Dataset rows about figures:
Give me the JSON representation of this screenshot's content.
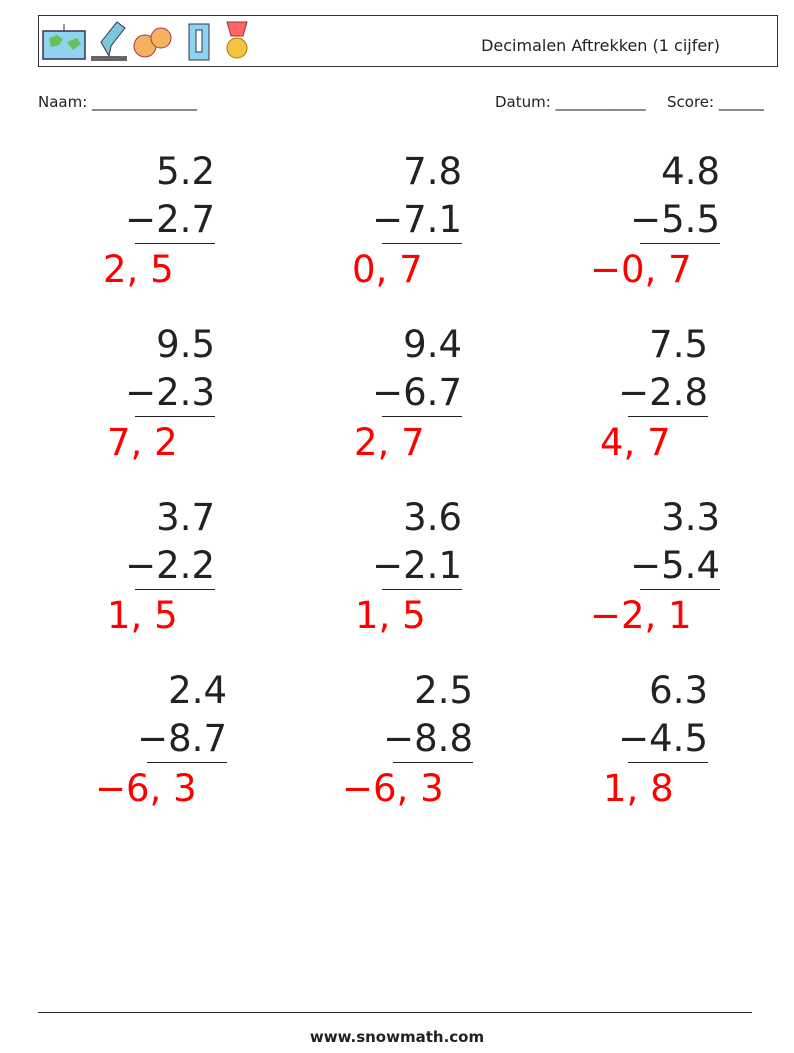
{
  "header": {
    "title": "Decimalen Aftrekken (1 cijfer)"
  },
  "fields": {
    "name": "Naam: ______________",
    "date": "Datum: ____________",
    "score": "Score: ______"
  },
  "problems": [
    {
      "top": "5.2",
      "bottom": "−2.7",
      "answer": "2, 5"
    },
    {
      "top": "7.8",
      "bottom": "−7.1",
      "answer": "0, 7"
    },
    {
      "top": "4.8",
      "bottom": "−5.5",
      "answer": "−0, 7"
    },
    {
      "top": "9.5",
      "bottom": "−2.3",
      "answer": "7, 2"
    },
    {
      "top": "9.4",
      "bottom": "−6.7",
      "answer": "2, 7"
    },
    {
      "top": "7.5",
      "bottom": "−2.8",
      "answer": "4, 7"
    },
    {
      "top": "3.7",
      "bottom": "−2.2",
      "answer": "1, 5"
    },
    {
      "top": "3.6",
      "bottom": "−2.1",
      "answer": "1, 5"
    },
    {
      "top": "3.3",
      "bottom": "−5.4",
      "answer": "−2, 1"
    },
    {
      "top": "2.4",
      "bottom": "−8.7",
      "answer": "−6, 3"
    },
    {
      "top": "2.5",
      "bottom": "−8.8",
      "answer": "−6, 3"
    },
    {
      "top": "6.3",
      "bottom": "−4.5",
      "answer": "1, 8"
    }
  ],
  "footer": "www.snowmath.com"
}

SHORT EXERCISE: Look through the data and gather every line with the string "answer" in it.

FINAL RESULT:
      "answer": "2, 5"
      "answer": "0, 7"
      "answer": "−0, 7"
      "answer": "7, 2"
      "answer": "2, 7"
      "answer": "4, 7"
      "answer": "1, 5"
      "answer": "1, 5"
      "answer": "−2, 1"
      "answer": "−6, 3"
      "answer": "−6, 3"
      "answer": "1, 8"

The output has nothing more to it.